:: Task prompt ::
Extract the data exactly, missing nothing.

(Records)
----

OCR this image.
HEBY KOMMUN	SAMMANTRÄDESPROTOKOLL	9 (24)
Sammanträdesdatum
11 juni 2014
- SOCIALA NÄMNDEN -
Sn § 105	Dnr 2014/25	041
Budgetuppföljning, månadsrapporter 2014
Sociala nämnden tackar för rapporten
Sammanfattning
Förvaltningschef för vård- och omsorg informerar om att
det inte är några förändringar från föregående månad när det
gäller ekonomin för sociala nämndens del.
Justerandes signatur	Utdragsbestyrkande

----

:: Solution below ::
OCR this image.
HEBY KOMMUN	SAMMANTRÄDESPROTOKOLL	9 (24)
Sammanträdesdatum
11 juni 2014
- SOCIALA NÄMNDEN -
Sn § 105	Dnr 2014/25	041
Budgetuppföljning, månadsrapporter 2014
Sociala nämnden tackar för rapporten
Sammanfattning
Förvaltningschef för vård- och omsorg informerar om att
det inte är några förändringar från föregående månad när det
gäller ekonomin för sociala nämndens del.
Justerandes signatur	Utdragsbestyrkande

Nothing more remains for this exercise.